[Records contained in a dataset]
■ ■ ■

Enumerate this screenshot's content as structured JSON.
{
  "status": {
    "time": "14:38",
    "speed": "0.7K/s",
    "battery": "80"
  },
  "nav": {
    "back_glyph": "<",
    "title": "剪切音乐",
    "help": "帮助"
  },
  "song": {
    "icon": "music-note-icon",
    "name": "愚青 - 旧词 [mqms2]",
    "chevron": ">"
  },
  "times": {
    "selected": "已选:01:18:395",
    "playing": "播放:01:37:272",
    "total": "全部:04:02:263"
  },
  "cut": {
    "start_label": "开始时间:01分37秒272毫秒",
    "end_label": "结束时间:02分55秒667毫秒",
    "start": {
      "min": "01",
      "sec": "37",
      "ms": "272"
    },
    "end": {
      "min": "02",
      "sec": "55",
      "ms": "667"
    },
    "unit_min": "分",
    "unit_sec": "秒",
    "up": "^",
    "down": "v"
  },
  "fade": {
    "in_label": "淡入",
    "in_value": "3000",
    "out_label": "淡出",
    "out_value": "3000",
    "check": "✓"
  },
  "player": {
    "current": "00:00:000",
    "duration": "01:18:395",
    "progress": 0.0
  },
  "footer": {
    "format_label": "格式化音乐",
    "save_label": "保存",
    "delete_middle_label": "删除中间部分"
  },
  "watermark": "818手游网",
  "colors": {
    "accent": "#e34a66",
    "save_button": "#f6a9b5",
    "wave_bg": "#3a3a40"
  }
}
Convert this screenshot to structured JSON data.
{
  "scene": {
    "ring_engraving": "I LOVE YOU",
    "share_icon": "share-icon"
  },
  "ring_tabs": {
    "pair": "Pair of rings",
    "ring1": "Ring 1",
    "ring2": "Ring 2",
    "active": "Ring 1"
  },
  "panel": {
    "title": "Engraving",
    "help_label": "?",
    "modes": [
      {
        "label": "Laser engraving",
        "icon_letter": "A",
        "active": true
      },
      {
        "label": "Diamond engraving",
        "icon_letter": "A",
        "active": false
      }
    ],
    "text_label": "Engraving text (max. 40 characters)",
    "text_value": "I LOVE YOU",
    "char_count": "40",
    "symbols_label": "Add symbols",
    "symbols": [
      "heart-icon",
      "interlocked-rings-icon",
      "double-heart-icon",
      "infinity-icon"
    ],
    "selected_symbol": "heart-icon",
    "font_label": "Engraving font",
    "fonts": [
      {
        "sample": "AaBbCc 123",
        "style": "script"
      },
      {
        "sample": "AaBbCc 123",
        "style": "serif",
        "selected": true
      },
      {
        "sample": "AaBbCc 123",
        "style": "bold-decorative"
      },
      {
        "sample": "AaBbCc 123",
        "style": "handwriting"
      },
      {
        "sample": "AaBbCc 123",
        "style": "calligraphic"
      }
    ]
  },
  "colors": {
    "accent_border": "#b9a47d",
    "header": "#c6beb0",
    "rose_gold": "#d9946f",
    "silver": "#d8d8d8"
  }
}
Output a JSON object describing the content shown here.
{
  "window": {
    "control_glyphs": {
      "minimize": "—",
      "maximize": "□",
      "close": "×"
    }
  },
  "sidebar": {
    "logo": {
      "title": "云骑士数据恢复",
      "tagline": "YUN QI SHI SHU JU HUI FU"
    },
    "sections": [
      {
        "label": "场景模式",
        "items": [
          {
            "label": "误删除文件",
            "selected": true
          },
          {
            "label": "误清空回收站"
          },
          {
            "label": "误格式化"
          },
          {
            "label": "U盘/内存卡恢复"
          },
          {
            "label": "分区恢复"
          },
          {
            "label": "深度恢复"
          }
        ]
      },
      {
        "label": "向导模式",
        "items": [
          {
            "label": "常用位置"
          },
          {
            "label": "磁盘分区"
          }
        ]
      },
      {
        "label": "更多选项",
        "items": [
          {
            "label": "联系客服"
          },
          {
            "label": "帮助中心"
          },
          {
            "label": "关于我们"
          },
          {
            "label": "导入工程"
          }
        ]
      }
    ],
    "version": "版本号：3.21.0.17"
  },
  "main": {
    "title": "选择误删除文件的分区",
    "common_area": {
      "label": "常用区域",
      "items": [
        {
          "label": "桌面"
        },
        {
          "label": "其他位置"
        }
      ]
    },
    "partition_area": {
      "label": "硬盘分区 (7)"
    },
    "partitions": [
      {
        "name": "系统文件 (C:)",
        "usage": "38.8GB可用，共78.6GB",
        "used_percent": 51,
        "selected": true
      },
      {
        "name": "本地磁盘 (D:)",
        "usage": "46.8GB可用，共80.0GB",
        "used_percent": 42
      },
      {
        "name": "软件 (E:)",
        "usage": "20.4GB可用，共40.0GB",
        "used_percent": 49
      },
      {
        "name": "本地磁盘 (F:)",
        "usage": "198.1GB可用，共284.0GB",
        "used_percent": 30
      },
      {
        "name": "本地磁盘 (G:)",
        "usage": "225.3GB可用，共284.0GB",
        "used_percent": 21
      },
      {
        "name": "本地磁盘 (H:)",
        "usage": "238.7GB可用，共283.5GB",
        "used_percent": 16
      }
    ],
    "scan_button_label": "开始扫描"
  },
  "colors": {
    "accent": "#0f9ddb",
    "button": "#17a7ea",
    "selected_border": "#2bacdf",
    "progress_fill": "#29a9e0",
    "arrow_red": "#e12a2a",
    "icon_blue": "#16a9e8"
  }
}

■ ■ ■

**TASK GOAL:** Look for the word "name" and return every line where it occurs.

**OUTPUT:**
    "name": "愚青 - 旧词 [mqms2]",
        "name": "系统文件 (C:)",
        "name": "本地磁盘 (D:)",
        "name": "软件 (E:)",
        "name": "本地磁盘 (F:)",
        "name": "本地磁盘 (G:)",
        "name": "本地磁盘 (H:)",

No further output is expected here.